▼▼▼

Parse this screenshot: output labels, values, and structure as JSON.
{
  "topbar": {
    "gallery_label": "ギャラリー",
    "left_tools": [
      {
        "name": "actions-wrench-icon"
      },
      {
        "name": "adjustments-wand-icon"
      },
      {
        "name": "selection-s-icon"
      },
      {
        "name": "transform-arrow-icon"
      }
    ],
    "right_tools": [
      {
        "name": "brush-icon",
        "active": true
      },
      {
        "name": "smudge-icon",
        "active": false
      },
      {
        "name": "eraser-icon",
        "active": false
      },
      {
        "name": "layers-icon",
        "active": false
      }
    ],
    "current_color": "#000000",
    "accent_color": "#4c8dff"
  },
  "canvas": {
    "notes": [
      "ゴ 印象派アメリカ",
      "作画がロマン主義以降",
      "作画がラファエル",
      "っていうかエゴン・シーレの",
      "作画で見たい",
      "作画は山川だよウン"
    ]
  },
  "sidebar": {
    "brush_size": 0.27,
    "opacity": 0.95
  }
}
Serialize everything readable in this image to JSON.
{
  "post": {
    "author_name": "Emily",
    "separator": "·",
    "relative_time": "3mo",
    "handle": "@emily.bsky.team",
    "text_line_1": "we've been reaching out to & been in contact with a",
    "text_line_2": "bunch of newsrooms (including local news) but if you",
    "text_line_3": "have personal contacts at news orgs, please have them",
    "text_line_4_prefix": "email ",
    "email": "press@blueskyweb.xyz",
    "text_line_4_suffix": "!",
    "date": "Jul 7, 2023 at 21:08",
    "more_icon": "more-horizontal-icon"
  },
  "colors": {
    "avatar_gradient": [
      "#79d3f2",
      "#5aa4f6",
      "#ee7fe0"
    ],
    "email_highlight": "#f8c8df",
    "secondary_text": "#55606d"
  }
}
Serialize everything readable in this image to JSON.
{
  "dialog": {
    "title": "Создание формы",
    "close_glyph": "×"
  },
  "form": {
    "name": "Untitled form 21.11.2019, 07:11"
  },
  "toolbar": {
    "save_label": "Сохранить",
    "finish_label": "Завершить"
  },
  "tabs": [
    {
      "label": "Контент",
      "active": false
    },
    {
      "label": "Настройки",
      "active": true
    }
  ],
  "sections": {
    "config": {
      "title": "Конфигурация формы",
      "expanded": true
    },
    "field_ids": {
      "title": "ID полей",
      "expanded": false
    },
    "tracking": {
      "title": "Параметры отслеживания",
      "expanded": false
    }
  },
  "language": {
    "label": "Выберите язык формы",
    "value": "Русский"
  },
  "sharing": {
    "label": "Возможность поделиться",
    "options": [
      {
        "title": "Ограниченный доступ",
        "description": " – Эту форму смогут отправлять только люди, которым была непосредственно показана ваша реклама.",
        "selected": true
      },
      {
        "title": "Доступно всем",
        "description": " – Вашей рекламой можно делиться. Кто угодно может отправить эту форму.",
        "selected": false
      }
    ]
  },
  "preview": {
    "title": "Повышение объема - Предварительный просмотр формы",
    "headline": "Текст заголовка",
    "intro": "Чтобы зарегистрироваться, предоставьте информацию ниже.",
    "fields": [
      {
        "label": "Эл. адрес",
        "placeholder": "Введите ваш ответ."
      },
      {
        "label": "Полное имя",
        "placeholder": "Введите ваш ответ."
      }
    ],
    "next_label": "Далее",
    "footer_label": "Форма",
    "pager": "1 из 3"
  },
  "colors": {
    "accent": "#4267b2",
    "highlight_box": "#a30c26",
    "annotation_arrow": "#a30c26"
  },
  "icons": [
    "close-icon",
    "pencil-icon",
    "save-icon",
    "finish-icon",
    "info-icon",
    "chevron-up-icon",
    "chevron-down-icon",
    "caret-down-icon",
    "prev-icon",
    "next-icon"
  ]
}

▲▲▲

* _REQUIRED WORK_: Going through the entries above line by line, work out how many lines include the word "news". Only the number is required.

* _SOLUTION FOR THIS TASK_: 2